● **Task objective**
Each record below must be returned exactly as shown.

Data records:
+++++

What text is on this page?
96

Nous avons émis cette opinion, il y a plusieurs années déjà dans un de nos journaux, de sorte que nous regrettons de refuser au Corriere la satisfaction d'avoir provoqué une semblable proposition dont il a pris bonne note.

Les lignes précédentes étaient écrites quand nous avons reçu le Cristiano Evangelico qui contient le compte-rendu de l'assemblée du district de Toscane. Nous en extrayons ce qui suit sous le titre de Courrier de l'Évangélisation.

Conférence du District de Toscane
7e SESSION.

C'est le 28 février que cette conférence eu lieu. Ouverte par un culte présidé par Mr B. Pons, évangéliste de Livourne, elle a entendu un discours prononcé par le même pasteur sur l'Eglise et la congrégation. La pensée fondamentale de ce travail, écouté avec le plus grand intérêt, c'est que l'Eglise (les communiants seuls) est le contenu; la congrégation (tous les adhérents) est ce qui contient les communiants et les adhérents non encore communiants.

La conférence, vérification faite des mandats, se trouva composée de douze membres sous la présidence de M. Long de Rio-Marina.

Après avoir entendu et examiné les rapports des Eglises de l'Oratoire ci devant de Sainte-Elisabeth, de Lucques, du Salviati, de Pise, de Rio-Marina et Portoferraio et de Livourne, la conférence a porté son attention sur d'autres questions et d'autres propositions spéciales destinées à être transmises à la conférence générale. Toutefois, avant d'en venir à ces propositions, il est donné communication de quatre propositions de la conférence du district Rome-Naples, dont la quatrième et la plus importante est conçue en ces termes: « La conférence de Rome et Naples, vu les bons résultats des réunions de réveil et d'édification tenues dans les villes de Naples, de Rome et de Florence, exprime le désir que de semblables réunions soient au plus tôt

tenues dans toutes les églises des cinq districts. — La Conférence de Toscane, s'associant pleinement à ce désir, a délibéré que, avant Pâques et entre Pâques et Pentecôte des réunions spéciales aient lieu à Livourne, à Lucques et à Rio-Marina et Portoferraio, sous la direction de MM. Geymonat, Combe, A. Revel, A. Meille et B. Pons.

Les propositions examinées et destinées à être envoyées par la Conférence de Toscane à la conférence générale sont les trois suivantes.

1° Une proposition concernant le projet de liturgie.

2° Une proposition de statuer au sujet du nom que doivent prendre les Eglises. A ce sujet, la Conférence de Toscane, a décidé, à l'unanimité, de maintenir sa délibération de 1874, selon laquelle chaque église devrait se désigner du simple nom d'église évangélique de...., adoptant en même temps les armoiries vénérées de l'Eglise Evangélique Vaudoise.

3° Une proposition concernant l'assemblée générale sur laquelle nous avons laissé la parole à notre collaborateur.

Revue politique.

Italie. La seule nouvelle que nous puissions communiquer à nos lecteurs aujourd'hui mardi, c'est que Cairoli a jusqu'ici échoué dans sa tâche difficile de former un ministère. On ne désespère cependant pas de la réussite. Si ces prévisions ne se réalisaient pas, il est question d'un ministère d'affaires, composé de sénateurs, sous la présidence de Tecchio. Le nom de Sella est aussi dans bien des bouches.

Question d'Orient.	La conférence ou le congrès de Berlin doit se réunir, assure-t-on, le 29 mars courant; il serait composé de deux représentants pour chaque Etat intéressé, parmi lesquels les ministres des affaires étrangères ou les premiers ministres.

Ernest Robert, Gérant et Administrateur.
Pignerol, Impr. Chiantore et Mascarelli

+++++

● **Response**
What text is on this page?
96

Nous avons émis cette opinion, il y a plusieurs années déjà dans un de nos journaux, de sorte que nous regrettons de refuser au Corriere la satisfaction d'avoir provoqué une semblable proposition dont il a pris bonne note.

Les lignes précédentes étaient écrites quand nous avons reçu le Cristiano Evangelico qui contient le compte-rendu de l'assemblée du district de Toscane. Nous en extrayons ce qui suit sous le titre de Courrier de l'Évangélisation.

Conférence du District de Toscane
7e SESSION.

C'est le 28 février que cette conférence eu lieu. Ouverte par un culte présidé par Mr B. Pons, évangéliste de Livourne, elle a entendu un discours prononcé par le même pasteur sur l'Eglise et la congrégation. La pensée fondamentale de ce travail, écouté avec le plus grand intérêt, c'est que l'Eglise (les communiants seuls) est le contenu; la congrégation (tous les adhérents) est ce qui contient les communiants et les adhérents non encore communiants.

La conférence, vérification faite des mandats, se trouva composée de douze membres sous la présidence de M. Long de Rio-Marina.

Après avoir entendu et examiné les rapports des Eglises de l'Oratoire ci devant de Sainte-Elisabeth, de Lucques, du Salviati, de Pise, de Rio-Marina et Portoferraio et de Livourne, la conférence a porté son attention sur d'autres questions et d'autres propositions spéciales destinées à être transmises à la conférence générale. Toutefois, avant d'en venir à ces propositions, il est donné communication de quatre propositions de la conférence du district Rome-Naples, dont la quatrième et la plus importante est conçue en ces termes: « La conférence de Rome et Naples, vu les bons résultats des réunions de réveil et d'édification tenues dans les villes de Naples, de Rome et de Florence, exprime le désir que de semblables réunions soient au plus tôt

tenues dans toutes les églises des cinq districts. — La Conférence de Toscane, s'associant pleinement à ce désir, a délibéré que, avant Pâques et entre Pâques et Pentecôte des réunions spéciales aient lieu à Livourne, à Lucques et à Rio-Marina et Portoferraio, sous la direction de MM. Geymonat, Combe, A. Revel, A. Meille et B. Pons.

Les propositions examinées et destinées à être envoyées par la Conférence de Toscane à la conférence générale sont les trois suivantes.

1° Une proposition concernant le projet de liturgie.

2° Une proposition de statuer au sujet du nom que doivent prendre les Eglises. A ce sujet, la Conférence de Toscane, a décidé, à l'unanimité, de maintenir sa délibération de 1874, selon laquelle chaque église devrait se désigner du simple nom d'église évangélique de...., adoptant en même temps les armoiries vénérées de l'Eglise Evangélique Vaudoise.

3° Une proposition concernant l'assemblée générale sur laquelle nous avons laissé la parole à notre collaborateur.

Revue politique.

Italie. La seule nouvelle que nous puissions communiquer à nos lecteurs aujourd'hui mardi, c'est que Cairoli a jusqu'ici échoué dans sa tâche difficile de former un ministère. On ne désespère cependant pas de la réussite. Si ces prévisions ne se réalisaient pas, il est question d'un ministère d'affaires, composé de sénateurs, sous la présidence de Tecchio. Le nom de Sella est aussi dans bien des bouches.

Question d'Orient.	La conférence ou le congrès de Berlin doit se réunir, assure-t-on, le 29 mars courant; il serait composé de deux représentants pour chaque Etat intéressé, parmi lesquels les ministres des affaires étrangères ou les premiers ministres.

Ernest Robert, Gérant et Administrateur.
Pignerol, Impr. Chiantore et Mascarelli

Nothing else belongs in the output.